#### [WRITTEN TASK]
Every line holding the string "wdir" should be gathered.

#### [ENTRIES SHOWN]
┌────────

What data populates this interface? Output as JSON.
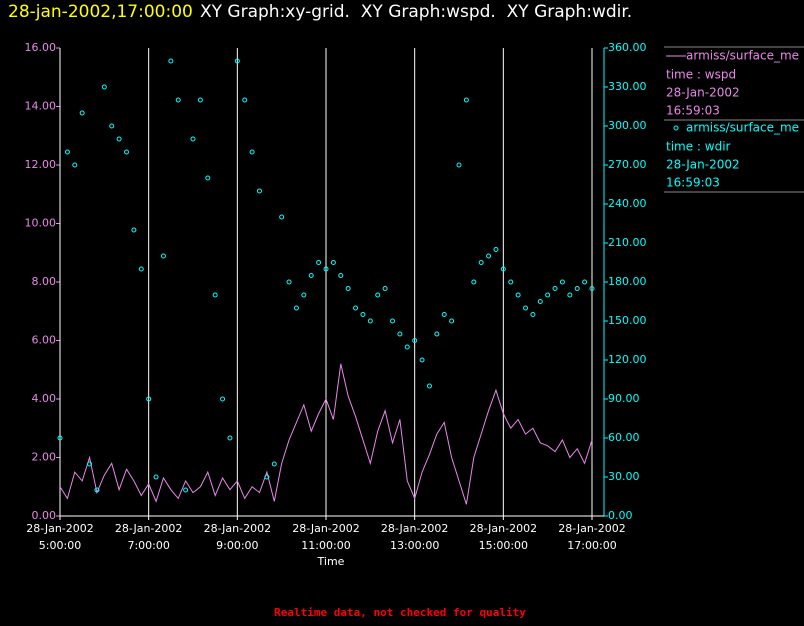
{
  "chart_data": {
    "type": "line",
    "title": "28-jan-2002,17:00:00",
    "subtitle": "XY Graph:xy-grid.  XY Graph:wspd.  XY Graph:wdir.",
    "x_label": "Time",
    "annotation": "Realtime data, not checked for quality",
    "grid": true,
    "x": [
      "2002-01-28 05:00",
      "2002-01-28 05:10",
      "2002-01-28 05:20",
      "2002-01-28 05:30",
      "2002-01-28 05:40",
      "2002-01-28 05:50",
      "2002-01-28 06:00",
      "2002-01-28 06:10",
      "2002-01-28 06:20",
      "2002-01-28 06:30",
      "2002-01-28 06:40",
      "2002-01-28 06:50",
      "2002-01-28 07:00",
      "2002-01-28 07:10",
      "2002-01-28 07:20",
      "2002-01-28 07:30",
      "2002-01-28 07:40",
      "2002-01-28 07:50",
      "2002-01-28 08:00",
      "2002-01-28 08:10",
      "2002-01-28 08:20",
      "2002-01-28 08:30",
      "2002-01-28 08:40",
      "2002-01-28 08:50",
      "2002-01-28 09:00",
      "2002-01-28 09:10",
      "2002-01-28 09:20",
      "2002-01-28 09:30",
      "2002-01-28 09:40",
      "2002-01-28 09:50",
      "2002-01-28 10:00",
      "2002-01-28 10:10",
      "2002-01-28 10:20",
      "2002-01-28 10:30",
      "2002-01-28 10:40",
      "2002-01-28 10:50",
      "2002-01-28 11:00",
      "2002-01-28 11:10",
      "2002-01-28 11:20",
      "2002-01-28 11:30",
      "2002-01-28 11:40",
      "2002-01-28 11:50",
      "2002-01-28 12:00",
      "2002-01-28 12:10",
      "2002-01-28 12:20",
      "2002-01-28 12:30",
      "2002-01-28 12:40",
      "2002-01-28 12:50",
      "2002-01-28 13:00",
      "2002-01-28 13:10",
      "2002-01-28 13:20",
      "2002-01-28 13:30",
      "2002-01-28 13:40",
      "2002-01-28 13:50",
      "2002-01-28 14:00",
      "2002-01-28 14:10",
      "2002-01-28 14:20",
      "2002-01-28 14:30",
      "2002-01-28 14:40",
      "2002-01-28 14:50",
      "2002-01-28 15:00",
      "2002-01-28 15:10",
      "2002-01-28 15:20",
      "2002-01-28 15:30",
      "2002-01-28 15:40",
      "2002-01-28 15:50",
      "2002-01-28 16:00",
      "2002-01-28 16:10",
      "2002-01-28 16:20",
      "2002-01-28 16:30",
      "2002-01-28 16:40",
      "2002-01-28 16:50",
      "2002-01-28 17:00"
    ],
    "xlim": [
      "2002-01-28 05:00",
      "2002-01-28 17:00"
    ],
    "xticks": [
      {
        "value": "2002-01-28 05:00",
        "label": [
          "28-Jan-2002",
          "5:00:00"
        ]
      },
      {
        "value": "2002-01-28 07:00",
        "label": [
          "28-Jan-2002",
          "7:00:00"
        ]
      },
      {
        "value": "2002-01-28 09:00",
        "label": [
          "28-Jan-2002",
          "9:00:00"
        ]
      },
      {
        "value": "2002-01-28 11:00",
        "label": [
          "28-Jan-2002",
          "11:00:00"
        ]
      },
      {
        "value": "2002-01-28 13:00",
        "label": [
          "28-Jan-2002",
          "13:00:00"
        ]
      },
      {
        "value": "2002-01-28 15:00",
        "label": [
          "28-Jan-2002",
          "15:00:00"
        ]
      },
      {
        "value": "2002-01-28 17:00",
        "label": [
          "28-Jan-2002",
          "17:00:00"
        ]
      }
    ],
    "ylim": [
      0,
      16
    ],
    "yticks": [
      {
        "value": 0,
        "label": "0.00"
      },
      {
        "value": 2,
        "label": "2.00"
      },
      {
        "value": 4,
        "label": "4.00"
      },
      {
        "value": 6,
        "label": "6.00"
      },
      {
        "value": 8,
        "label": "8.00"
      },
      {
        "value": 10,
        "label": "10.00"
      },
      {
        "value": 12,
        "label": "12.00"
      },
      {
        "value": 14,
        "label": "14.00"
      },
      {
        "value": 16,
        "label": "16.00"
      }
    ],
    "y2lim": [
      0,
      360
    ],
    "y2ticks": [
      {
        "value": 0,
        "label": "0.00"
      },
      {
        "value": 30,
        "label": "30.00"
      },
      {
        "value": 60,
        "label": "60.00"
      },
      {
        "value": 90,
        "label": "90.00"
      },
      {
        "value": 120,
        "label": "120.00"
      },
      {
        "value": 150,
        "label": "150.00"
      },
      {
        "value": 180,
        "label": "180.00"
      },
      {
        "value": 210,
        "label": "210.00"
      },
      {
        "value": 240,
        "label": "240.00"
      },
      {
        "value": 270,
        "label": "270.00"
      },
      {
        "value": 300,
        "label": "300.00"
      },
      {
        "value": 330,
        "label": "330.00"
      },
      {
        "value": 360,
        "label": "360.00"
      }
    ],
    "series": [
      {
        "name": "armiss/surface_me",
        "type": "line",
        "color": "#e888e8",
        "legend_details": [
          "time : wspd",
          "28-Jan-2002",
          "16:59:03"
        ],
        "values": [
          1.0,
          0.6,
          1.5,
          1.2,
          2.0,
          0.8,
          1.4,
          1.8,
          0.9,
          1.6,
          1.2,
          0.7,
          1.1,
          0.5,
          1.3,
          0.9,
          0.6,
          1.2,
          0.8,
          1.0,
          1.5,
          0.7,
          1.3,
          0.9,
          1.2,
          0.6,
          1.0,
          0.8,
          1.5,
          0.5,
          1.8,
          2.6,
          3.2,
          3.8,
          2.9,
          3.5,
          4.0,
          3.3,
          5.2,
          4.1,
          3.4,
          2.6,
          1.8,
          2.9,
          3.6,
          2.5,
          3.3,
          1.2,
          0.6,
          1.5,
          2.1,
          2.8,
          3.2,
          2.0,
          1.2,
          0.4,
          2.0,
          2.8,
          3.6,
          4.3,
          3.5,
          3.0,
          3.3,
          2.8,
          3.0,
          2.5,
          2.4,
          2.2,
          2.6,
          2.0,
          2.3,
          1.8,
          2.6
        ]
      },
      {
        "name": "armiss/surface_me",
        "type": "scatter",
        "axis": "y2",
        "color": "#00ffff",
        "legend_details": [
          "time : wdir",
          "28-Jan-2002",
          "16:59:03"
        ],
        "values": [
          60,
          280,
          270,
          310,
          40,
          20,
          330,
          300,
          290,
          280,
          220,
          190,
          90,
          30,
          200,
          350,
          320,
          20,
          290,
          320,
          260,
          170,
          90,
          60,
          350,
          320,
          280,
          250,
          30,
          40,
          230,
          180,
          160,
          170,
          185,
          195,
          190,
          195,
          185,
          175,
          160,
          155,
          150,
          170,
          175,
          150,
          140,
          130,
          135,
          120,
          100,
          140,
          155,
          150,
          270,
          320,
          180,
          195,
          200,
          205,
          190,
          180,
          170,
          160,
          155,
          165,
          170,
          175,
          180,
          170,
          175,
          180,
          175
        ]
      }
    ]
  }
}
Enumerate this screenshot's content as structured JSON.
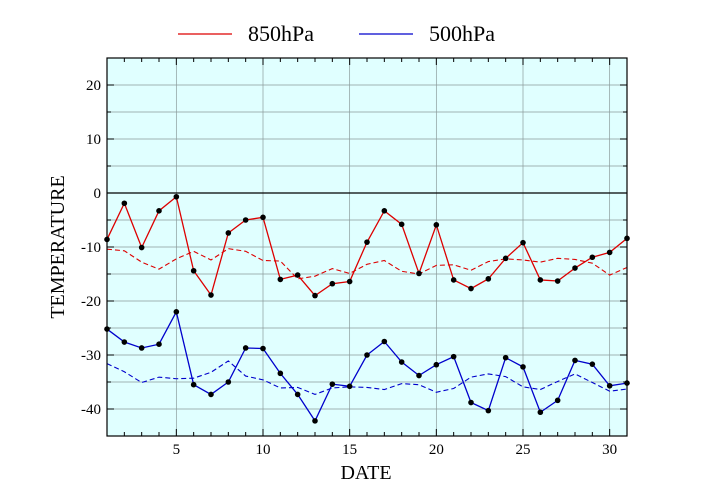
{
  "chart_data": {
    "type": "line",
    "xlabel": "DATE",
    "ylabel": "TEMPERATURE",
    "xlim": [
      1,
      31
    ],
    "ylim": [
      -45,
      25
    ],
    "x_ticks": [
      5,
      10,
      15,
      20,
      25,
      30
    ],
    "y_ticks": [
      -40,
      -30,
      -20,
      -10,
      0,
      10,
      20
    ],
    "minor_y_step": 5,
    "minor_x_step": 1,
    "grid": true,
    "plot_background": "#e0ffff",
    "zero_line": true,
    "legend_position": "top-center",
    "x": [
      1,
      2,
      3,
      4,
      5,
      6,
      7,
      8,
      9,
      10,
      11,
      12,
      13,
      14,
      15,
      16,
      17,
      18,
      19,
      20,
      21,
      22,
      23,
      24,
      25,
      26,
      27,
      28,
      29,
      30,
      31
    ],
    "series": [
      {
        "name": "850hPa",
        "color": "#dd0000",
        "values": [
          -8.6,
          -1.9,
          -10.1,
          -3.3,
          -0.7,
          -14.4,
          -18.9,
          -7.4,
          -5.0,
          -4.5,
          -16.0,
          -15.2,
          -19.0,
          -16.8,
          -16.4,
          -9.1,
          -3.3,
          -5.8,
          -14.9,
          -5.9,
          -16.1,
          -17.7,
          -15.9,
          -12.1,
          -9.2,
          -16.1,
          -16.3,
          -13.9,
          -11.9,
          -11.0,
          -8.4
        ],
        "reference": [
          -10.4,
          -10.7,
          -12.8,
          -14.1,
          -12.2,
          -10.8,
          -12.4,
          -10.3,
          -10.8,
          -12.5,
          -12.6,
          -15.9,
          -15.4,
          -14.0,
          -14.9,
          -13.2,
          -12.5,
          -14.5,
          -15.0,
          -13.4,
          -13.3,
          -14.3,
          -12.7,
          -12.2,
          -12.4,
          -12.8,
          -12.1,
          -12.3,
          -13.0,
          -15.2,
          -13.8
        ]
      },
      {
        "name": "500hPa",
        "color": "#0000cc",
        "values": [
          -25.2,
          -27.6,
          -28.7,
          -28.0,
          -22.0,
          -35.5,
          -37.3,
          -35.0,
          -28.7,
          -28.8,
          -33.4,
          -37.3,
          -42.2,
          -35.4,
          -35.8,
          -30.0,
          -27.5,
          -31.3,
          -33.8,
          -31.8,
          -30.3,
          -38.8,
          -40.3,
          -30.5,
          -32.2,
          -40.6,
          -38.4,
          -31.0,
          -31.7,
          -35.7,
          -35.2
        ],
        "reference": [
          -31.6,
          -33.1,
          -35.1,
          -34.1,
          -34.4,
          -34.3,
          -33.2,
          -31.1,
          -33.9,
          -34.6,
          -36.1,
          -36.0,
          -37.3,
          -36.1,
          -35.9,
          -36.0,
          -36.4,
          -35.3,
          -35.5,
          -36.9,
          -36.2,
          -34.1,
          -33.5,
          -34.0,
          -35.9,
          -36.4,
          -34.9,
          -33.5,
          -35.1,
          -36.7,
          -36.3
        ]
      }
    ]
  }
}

└────────

#### [SOLUTION FOR THIS TASK]
    "subtitle": "XY Graph:xy-grid.  XY Graph:wspd.  XY Graph:wdir.",
          "time : wdir",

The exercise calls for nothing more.